■ SUPPLIED MATERIAL ■
- - - -

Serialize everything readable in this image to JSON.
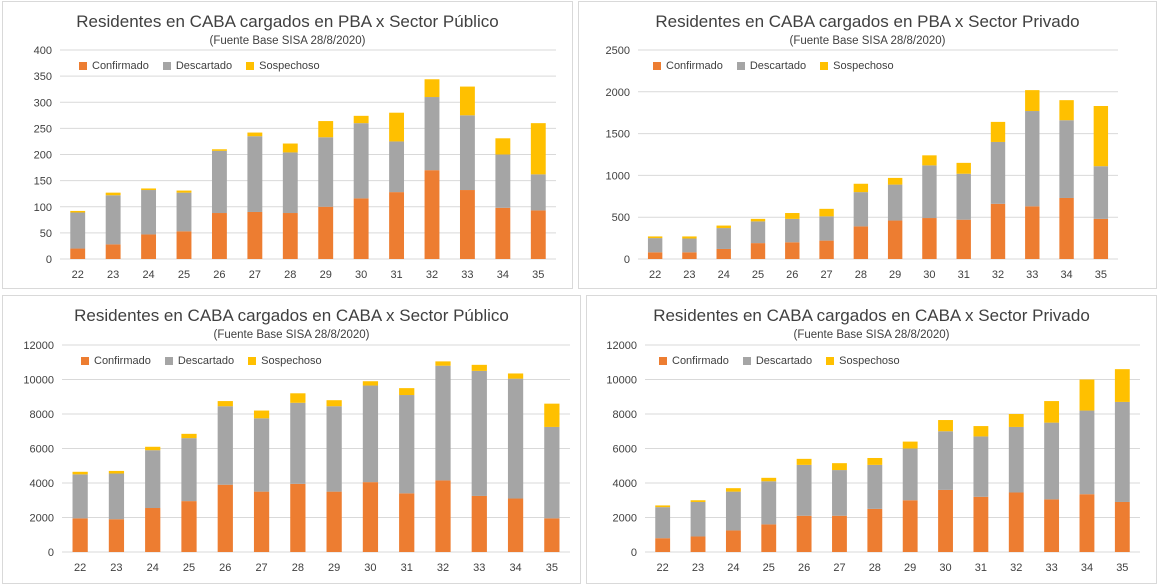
{
  "colors": {
    "confirmado": "#ED7D31",
    "descartado": "#A5A5A5",
    "sospechoso": "#FFC000",
    "grid": "#d9d9d9",
    "text": "#404040"
  },
  "chart_data": [
    {
      "type": "bar",
      "stacked": true,
      "title": "Residentes en CABA cargados en PBA x Sector Público",
      "subtitle": "(Fuente  Base SISA 28/8/2020)",
      "categories": [
        "22",
        "23",
        "24",
        "25",
        "26",
        "27",
        "28",
        "29",
        "30",
        "31",
        "32",
        "33",
        "34",
        "35"
      ],
      "ylim": [
        0,
        400
      ],
      "yticks": [
        0,
        50,
        100,
        150,
        200,
        250,
        300,
        350,
        400
      ],
      "legend_position": "top-left",
      "grid": true,
      "series": [
        {
          "name": "Confirmado",
          "values": [
            20,
            28,
            47,
            53,
            88,
            90,
            88,
            100,
            116,
            128,
            170,
            132,
            98,
            93
          ]
        },
        {
          "name": "Descartado",
          "values": [
            69,
            94,
            85,
            74,
            119,
            145,
            116,
            133,
            144,
            97,
            140,
            143,
            102,
            69
          ]
        },
        {
          "name": "Sospechoso",
          "values": [
            3,
            5,
            3,
            4,
            3,
            7,
            17,
            31,
            14,
            55,
            34,
            55,
            31,
            98
          ]
        }
      ]
    },
    {
      "type": "bar",
      "stacked": true,
      "title": "Residentes en CABA cargados en PBA x Sector Privado",
      "subtitle": "(Fuente  Base SISA 28/8/2020)",
      "categories": [
        "22",
        "23",
        "24",
        "25",
        "26",
        "27",
        "28",
        "29",
        "30",
        "31",
        "32",
        "33",
        "34",
        "35"
      ],
      "ylim": [
        0,
        2500
      ],
      "yticks": [
        0,
        500,
        1000,
        1500,
        2000,
        2500
      ],
      "legend_position": "top-left",
      "grid": true,
      "series": [
        {
          "name": "Confirmado",
          "values": [
            80,
            80,
            120,
            190,
            200,
            220,
            390,
            460,
            490,
            470,
            660,
            630,
            730,
            480
          ]
        },
        {
          "name": "Descartado",
          "values": [
            170,
            165,
            250,
            260,
            280,
            290,
            410,
            430,
            630,
            550,
            740,
            1140,
            930,
            630
          ]
        },
        {
          "name": "Sospechoso",
          "values": [
            20,
            25,
            30,
            30,
            70,
            90,
            100,
            80,
            120,
            130,
            240,
            250,
            240,
            720
          ]
        }
      ]
    },
    {
      "type": "bar",
      "stacked": true,
      "title": "Residentes en CABA cargados en CABA x Sector Público",
      "subtitle": "(Fuente  Base SISA 28/8/2020)",
      "categories": [
        "22",
        "23",
        "24",
        "25",
        "26",
        "27",
        "28",
        "29",
        "30",
        "31",
        "32",
        "33",
        "34",
        "35"
      ],
      "ylim": [
        0,
        12000
      ],
      "yticks": [
        0,
        2000,
        4000,
        6000,
        8000,
        10000,
        12000
      ],
      "legend_position": "top-left",
      "grid": true,
      "series": [
        {
          "name": "Confirmado",
          "values": [
            1950,
            1900,
            2550,
            2950,
            3900,
            3500,
            3950,
            3500,
            4050,
            3400,
            4150,
            3250,
            3100,
            1950
          ]
        },
        {
          "name": "Descartado",
          "values": [
            2550,
            2650,
            3350,
            3650,
            4550,
            4250,
            4700,
            4950,
            5600,
            5700,
            6650,
            7250,
            6950,
            5300
          ]
        },
        {
          "name": "Sospechoso",
          "values": [
            150,
            150,
            200,
            250,
            300,
            450,
            550,
            350,
            250,
            400,
            250,
            350,
            300,
            1350
          ]
        }
      ]
    },
    {
      "type": "bar",
      "stacked": true,
      "title": "Residentes en CABA cargados en CABA x Sector Privado",
      "subtitle": "(Fuente  Base SISA 28/8/2020)",
      "categories": [
        "22",
        "23",
        "24",
        "25",
        "26",
        "27",
        "28",
        "29",
        "30",
        "31",
        "32",
        "33",
        "34",
        "35"
      ],
      "ylim": [
        0,
        12000
      ],
      "yticks": [
        0,
        2000,
        4000,
        6000,
        8000,
        10000,
        12000
      ],
      "legend_position": "top-left",
      "grid": true,
      "series": [
        {
          "name": "Confirmado",
          "values": [
            800,
            900,
            1250,
            1600,
            2100,
            2100,
            2500,
            3000,
            3600,
            3200,
            3450,
            3050,
            3350,
            2900
          ]
        },
        {
          "name": "Descartado",
          "values": [
            1800,
            2000,
            2250,
            2500,
            2950,
            2650,
            2550,
            3000,
            3400,
            3500,
            3800,
            4450,
            4850,
            5800
          ]
        },
        {
          "name": "Sospechoso",
          "values": [
            100,
            100,
            200,
            200,
            350,
            400,
            400,
            400,
            650,
            600,
            750,
            1250,
            1800,
            1900
          ]
        }
      ]
    }
  ]
}
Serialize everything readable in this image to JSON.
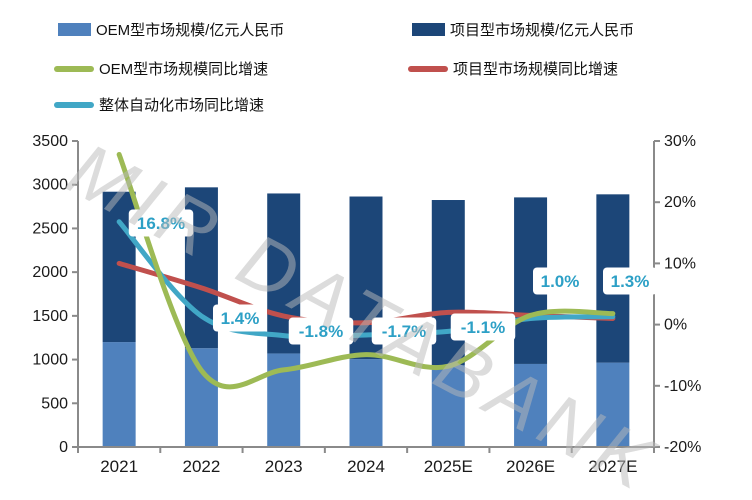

- - - -

■ EXERCISE OBJECTIVE ■
Pictures stay out; repeat all the rest of the records exactly.

■ RESULT OF THIS TASK ■
Serialize everything readable in this image to JSON.
{
  "colors": {
    "confirmado": "#ED7D31",
    "descartado": "#A5A5A5",
    "sospechoso": "#FFC000",
    "grid": "#d9d9d9",
    "text": "#404040"
  },
  "chart_data": [
    {
      "type": "bar",
      "stacked": true,
      "title": "Residentes en CABA cargados en PBA x Sector Público",
      "subtitle": "(Fuente  Base SISA 28/8/2020)",
      "categories": [
        "22",
        "23",
        "24",
        "25",
        "26",
        "27",
        "28",
        "29",
        "30",
        "31",
        "32",
        "33",
        "34",
        "35"
      ],
      "ylim": [
        0,
        400
      ],
      "yticks": [
        0,
        50,
        100,
        150,
        200,
        250,
        300,
        350,
        400
      ],
      "legend_position": "top-left",
      "grid": true,
      "series": [
        {
          "name": "Confirmado",
          "values": [
            20,
            28,
            47,
            53,
            88,
            90,
            88,
            100,
            116,
            128,
            170,
            132,
            98,
            93
          ]
        },
        {
          "name": "Descartado",
          "values": [
            69,
            94,
            85,
            74,
            119,
            145,
            116,
            133,
            144,
            97,
            140,
            143,
            102,
            69
          ]
        },
        {
          "name": "Sospechoso",
          "values": [
            3,
            5,
            3,
            4,
            3,
            7,
            17,
            31,
            14,
            55,
            34,
            55,
            31,
            98
          ]
        }
      ]
    },
    {
      "type": "bar",
      "stacked": true,
      "title": "Residentes en CABA cargados en PBA x Sector Privado",
      "subtitle": "(Fuente  Base SISA 28/8/2020)",
      "categories": [
        "22",
        "23",
        "24",
        "25",
        "26",
        "27",
        "28",
        "29",
        "30",
        "31",
        "32",
        "33",
        "34",
        "35"
      ],
      "ylim": [
        0,
        2500
      ],
      "yticks": [
        0,
        500,
        1000,
        1500,
        2000,
        2500
      ],
      "legend_position": "top-left",
      "grid": true,
      "series": [
        {
          "name": "Confirmado",
          "values": [
            80,
            80,
            120,
            190,
            200,
            220,
            390,
            460,
            490,
            470,
            660,
            630,
            730,
            480
          ]
        },
        {
          "name": "Descartado",
          "values": [
            170,
            165,
            250,
            260,
            280,
            290,
            410,
            430,
            630,
            550,
            740,
            1140,
            930,
            630
          ]
        },
        {
          "name": "Sospechoso",
          "values": [
            20,
            25,
            30,
            30,
            70,
            90,
            100,
            80,
            120,
            130,
            240,
            250,
            240,
            720
          ]
        }
      ]
    },
    {
      "type": "bar",
      "stacked": true,
      "title": "Residentes en CABA cargados en CABA x Sector Público",
      "subtitle": "(Fuente  Base SISA 28/8/2020)",
      "categories": [
        "22",
        "23",
        "24",
        "25",
        "26",
        "27",
        "28",
        "29",
        "30",
        "31",
        "32",
        "33",
        "34",
        "35"
      ],
      "ylim": [
        0,
        12000
      ],
      "yticks": [
        0,
        2000,
        4000,
        6000,
        8000,
        10000,
        12000
      ],
      "legend_position": "top-left",
      "grid": true,
      "series": [
        {
          "name": "Confirmado",
          "values": [
            1950,
            1900,
            2550,
            2950,
            3900,
            3500,
            3950,
            3500,
            4050,
            3400,
            4150,
            3250,
            3100,
            1950
          ]
        },
        {
          "name": "Descartado",
          "values": [
            2550,
            2650,
            3350,
            3650,
            4550,
            4250,
            4700,
            4950,
            5600,
            5700,
            6650,
            7250,
            6950,
            5300
          ]
        },
        {
          "name": "Sospechoso",
          "values": [
            150,
            150,
            200,
            250,
            300,
            450,
            550,
            350,
            250,
            400,
            250,
            350,
            300,
            1350
          ]
        }
      ]
    },
    {
      "type": "bar",
      "stacked": true,
      "title": "Residentes en CABA cargados en CABA x Sector Privado",
      "subtitle": "(Fuente  Base SISA 28/8/2020)",
      "categories": [
        "22",
        "23",
        "24",
        "25",
        "26",
        "27",
        "28",
        "29",
        "30",
        "31",
        "32",
        "33",
        "34",
        "35"
      ],
      "ylim": [
        0,
        12000
      ],
      "yticks": [
        0,
        2000,
        4000,
        6000,
        8000,
        10000,
        12000
      ],
      "legend_position": "top-left",
      "grid": true,
      "series": [
        {
          "name": "Confirmado",
          "values": [
            800,
            900,
            1250,
            1600,
            2100,
            2100,
            2500,
            3000,
            3600,
            3200,
            3450,
            3050,
            3350,
            2900
          ]
        },
        {
          "name": "Descartado",
          "values": [
            1800,
            2000,
            2250,
            2500,
            2950,
            2650,
            2550,
            3000,
            3400,
            3500,
            3800,
            4450,
            4850,
            5800
          ]
        },
        {
          "name": "Sospechoso",
          "values": [
            100,
            100,
            200,
            200,
            350,
            400,
            400,
            400,
            650,
            600,
            750,
            1250,
            1800,
            1900
          ]
        }
      ]
    }
  ]
}
Serialize everything readable in this image to JSON.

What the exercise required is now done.